■ **Objective**: Starting at the line with "Transcribe this image's" and stopping at the final line, retype the data below exactly; do not carry over any pictures.

◆ ◆ ◆ ◆ ◆ ◆ ◆

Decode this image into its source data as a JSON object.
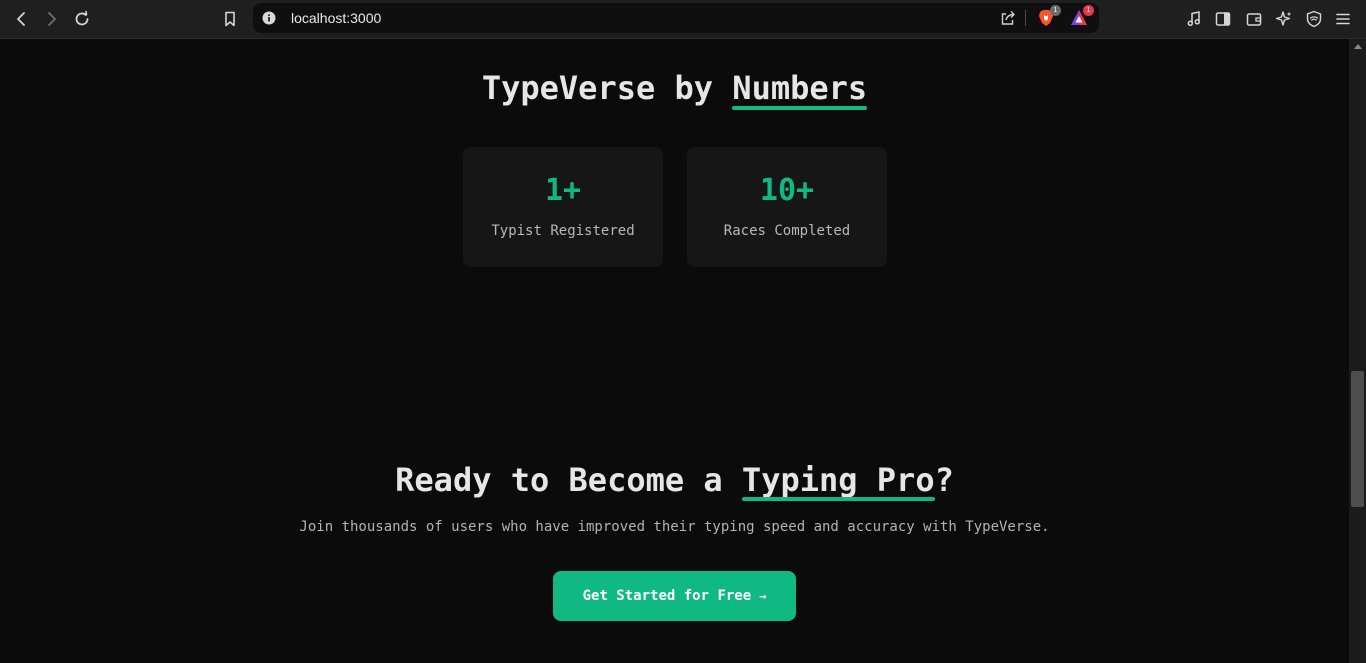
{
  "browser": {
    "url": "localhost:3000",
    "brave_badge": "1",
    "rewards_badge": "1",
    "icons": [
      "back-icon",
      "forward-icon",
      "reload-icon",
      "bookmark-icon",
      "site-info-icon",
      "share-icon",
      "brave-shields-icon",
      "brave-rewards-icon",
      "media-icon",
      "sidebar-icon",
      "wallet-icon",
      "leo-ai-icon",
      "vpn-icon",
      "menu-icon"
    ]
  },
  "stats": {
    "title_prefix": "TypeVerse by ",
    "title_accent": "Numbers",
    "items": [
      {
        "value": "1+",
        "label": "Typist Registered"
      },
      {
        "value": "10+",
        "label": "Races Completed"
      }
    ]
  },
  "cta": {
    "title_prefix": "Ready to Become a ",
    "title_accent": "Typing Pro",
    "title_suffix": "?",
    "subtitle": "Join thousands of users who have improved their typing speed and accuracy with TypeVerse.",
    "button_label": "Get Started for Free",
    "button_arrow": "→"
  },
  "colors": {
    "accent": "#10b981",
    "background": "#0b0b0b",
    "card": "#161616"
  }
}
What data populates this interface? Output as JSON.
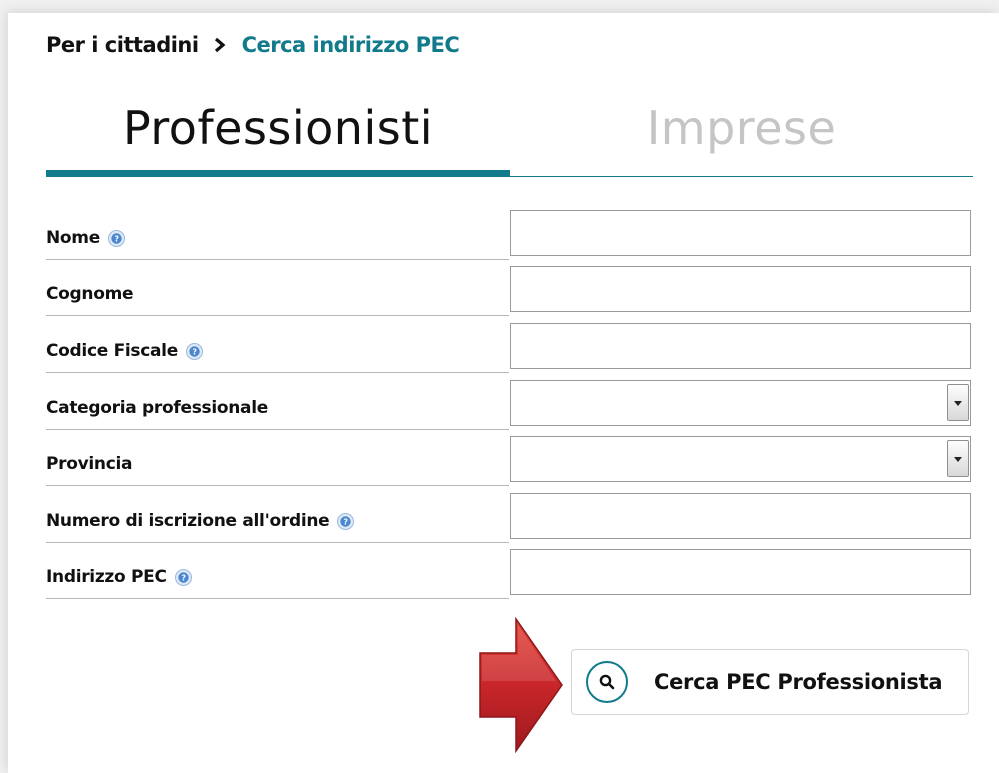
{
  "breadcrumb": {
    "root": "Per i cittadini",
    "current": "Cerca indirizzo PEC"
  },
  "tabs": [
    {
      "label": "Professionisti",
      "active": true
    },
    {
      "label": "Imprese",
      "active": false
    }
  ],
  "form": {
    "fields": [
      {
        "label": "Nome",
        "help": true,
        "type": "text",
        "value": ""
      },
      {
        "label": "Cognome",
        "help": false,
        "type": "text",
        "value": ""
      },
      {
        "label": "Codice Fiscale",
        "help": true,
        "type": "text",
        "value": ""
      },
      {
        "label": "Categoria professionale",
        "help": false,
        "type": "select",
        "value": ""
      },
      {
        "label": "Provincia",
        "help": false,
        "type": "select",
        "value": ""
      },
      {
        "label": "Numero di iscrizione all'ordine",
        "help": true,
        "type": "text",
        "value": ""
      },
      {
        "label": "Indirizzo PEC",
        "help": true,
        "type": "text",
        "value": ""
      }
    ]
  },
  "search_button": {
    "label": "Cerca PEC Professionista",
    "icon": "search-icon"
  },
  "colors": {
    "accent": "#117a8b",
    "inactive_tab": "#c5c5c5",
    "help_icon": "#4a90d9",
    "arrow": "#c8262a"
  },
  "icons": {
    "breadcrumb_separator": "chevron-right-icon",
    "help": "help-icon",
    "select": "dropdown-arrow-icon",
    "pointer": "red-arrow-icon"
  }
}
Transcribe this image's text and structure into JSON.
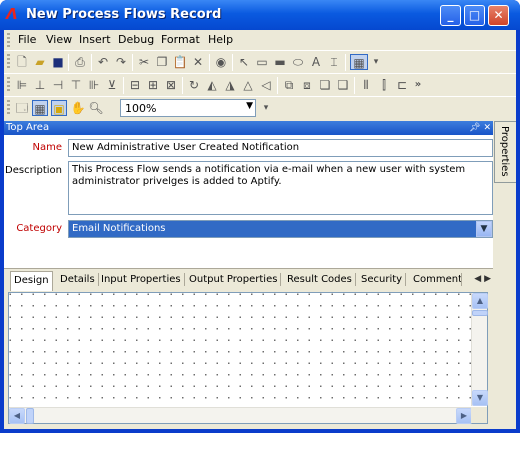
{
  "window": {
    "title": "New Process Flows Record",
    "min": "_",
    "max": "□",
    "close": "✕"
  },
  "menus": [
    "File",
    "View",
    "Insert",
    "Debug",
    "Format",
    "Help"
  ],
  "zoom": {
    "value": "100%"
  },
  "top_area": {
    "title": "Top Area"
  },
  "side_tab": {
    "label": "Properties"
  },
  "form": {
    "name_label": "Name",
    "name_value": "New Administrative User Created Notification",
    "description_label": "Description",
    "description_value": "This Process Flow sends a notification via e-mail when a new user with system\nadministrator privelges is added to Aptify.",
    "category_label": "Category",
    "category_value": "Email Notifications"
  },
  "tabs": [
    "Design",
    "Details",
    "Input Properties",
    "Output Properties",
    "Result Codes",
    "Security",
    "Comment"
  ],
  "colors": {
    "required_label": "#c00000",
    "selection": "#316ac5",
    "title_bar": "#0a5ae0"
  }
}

◆ ◆ ◆ ◆ ◆ ◆ ◆

■ **The completed task**:
Transcribe this image's text and structure into JSON.
{
  "window": {
    "title": "New Process Flows Record",
    "min": "_",
    "max": "□",
    "close": "✕"
  },
  "menus": [
    "File",
    "View",
    "Insert",
    "Debug",
    "Format",
    "Help"
  ],
  "zoom": {
    "value": "100%"
  },
  "top_area": {
    "title": "Top Area"
  },
  "side_tab": {
    "label": "Properties"
  },
  "form": {
    "name_label": "Name",
    "name_value": "New Administrative User Created Notification",
    "description_label": "Description",
    "description_value": "This Process Flow sends a notification via e-mail when a new user with system\nadministrator privelges is added to Aptify.",
    "category_label": "Category",
    "category_value": "Email Notifications"
  },
  "tabs": [
    "Design",
    "Details",
    "Input Properties",
    "Output Properties",
    "Result Codes",
    "Security",
    "Comment"
  ],
  "colors": {
    "required_label": "#c00000",
    "selection": "#316ac5",
    "title_bar": "#0a5ae0"
  }
}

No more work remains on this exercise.